Figure data in JSON
────────────────────
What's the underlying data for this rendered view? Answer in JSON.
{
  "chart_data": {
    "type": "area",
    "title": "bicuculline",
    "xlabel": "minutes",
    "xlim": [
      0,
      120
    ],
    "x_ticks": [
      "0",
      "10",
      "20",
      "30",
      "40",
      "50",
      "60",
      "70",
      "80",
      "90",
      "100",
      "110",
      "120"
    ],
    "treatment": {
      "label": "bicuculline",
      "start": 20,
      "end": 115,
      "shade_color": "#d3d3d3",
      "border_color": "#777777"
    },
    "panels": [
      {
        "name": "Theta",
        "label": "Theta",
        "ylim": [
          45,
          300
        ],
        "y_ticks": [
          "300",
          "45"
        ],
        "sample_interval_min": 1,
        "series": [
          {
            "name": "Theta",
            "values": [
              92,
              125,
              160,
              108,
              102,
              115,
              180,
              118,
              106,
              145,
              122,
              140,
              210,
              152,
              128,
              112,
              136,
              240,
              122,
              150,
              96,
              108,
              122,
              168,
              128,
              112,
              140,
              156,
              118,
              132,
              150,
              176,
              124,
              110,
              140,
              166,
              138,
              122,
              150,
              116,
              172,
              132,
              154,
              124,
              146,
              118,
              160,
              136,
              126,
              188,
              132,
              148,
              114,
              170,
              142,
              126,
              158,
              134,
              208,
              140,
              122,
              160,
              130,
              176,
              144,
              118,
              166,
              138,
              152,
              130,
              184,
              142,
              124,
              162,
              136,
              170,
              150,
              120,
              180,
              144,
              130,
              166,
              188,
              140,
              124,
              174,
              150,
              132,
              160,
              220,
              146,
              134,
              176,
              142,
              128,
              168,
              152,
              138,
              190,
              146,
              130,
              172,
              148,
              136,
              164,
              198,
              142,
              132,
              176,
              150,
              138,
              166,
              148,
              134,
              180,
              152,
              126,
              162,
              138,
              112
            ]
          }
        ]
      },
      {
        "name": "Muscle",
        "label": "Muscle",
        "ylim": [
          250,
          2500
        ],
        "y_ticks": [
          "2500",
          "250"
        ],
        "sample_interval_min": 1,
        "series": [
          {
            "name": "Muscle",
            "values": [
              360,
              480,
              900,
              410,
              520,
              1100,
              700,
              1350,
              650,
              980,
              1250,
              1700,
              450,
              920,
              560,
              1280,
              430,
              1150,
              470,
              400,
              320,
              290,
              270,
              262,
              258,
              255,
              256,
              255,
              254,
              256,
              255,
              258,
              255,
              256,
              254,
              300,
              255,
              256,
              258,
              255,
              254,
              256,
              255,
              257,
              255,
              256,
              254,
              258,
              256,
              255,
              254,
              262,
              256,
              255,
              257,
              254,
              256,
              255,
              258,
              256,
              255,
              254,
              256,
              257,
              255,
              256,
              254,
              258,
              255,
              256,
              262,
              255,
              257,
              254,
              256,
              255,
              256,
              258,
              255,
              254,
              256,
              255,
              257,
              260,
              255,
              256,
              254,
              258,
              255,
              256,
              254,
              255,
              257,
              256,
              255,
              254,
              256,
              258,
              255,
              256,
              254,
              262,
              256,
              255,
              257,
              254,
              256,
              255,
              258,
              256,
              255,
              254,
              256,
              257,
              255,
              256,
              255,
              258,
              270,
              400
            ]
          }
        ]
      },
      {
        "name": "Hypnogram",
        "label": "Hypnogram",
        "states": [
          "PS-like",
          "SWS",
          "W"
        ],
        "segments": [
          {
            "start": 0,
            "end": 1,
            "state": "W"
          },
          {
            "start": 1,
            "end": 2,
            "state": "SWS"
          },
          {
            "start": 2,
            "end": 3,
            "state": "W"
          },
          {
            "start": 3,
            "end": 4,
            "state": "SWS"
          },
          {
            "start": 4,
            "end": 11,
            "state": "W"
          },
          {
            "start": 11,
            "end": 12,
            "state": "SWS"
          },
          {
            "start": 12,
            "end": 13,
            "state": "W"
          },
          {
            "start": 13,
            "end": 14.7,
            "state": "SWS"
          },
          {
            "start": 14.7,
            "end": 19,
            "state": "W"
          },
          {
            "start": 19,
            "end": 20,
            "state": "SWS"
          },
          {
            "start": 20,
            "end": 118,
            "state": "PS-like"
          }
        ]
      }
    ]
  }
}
────────────────────
§ TASK PROMPT
The records above should be duplicated in full, exactly as given.

§ WRITTEN ANSWER
What's the underlying data for this rendered view? Answer in JSON.
{
  "chart_data": {
    "type": "area",
    "title": "bicuculline",
    "xlabel": "minutes",
    "xlim": [
      0,
      120
    ],
    "x_ticks": [
      "0",
      "10",
      "20",
      "30",
      "40",
      "50",
      "60",
      "70",
      "80",
      "90",
      "100",
      "110",
      "120"
    ],
    "treatment": {
      "label": "bicuculline",
      "start": 20,
      "end": 115,
      "shade_color": "#d3d3d3",
      "border_color": "#777777"
    },
    "panels": [
      {
        "name": "Theta",
        "label": "Theta",
        "ylim": [
          45,
          300
        ],
        "y_ticks": [
          "300",
          "45"
        ],
        "sample_interval_min": 1,
        "series": [
          {
            "name": "Theta",
            "values": [
              92,
              125,
              160,
              108,
              102,
              115,
              180,
              118,
              106,
              145,
              122,
              140,
              210,
              152,
              128,
              112,
              136,
              240,
              122,
              150,
              96,
              108,
              122,
              168,
              128,
              112,
              140,
              156,
              118,
              132,
              150,
              176,
              124,
              110,
              140,
              166,
              138,
              122,
              150,
              116,
              172,
              132,
              154,
              124,
              146,
              118,
              160,
              136,
              126,
              188,
              132,
              148,
              114,
              170,
              142,
              126,
              158,
              134,
              208,
              140,
              122,
              160,
              130,
              176,
              144,
              118,
              166,
              138,
              152,
              130,
              184,
              142,
              124,
              162,
              136,
              170,
              150,
              120,
              180,
              144,
              130,
              166,
              188,
              140,
              124,
              174,
              150,
              132,
              160,
              220,
              146,
              134,
              176,
              142,
              128,
              168,
              152,
              138,
              190,
              146,
              130,
              172,
              148,
              136,
              164,
              198,
              142,
              132,
              176,
              150,
              138,
              166,
              148,
              134,
              180,
              152,
              126,
              162,
              138,
              112
            ]
          }
        ]
      },
      {
        "name": "Muscle",
        "label": "Muscle",
        "ylim": [
          250,
          2500
        ],
        "y_ticks": [
          "2500",
          "250"
        ],
        "sample_interval_min": 1,
        "series": [
          {
            "name": "Muscle",
            "values": [
              360,
              480,
              900,
              410,
              520,
              1100,
              700,
              1350,
              650,
              980,
              1250,
              1700,
              450,
              920,
              560,
              1280,
              430,
              1150,
              470,
              400,
              320,
              290,
              270,
              262,
              258,
              255,
              256,
              255,
              254,
              256,
              255,
              258,
              255,
              256,
              254,
              300,
              255,
              256,
              258,
              255,
              254,
              256,
              255,
              257,
              255,
              256,
              254,
              258,
              256,
              255,
              254,
              262,
              256,
              255,
              257,
              254,
              256,
              255,
              258,
              256,
              255,
              254,
              256,
              257,
              255,
              256,
              254,
              258,
              255,
              256,
              262,
              255,
              257,
              254,
              256,
              255,
              256,
              258,
              255,
              254,
              256,
              255,
              257,
              260,
              255,
              256,
              254,
              258,
              255,
              256,
              254,
              255,
              257,
              256,
              255,
              254,
              256,
              258,
              255,
              256,
              254,
              262,
              256,
              255,
              257,
              254,
              256,
              255,
              258,
              256,
              255,
              254,
              256,
              257,
              255,
              256,
              255,
              258,
              270,
              400
            ]
          }
        ]
      },
      {
        "name": "Hypnogram",
        "label": "Hypnogram",
        "states": [
          "PS-like",
          "SWS",
          "W"
        ],
        "segments": [
          {
            "start": 0,
            "end": 1,
            "state": "W"
          },
          {
            "start": 1,
            "end": 2,
            "state": "SWS"
          },
          {
            "start": 2,
            "end": 3,
            "state": "W"
          },
          {
            "start": 3,
            "end": 4,
            "state": "SWS"
          },
          {
            "start": 4,
            "end": 11,
            "state": "W"
          },
          {
            "start": 11,
            "end": 12,
            "state": "SWS"
          },
          {
            "start": 12,
            "end": 13,
            "state": "W"
          },
          {
            "start": 13,
            "end": 14.7,
            "state": "SWS"
          },
          {
            "start": 14.7,
            "end": 19,
            "state": "W"
          },
          {
            "start": 19,
            "end": 20,
            "state": "SWS"
          },
          {
            "start": 20,
            "end": 118,
            "state": "PS-like"
          }
        ]
      }
    ]
  }
}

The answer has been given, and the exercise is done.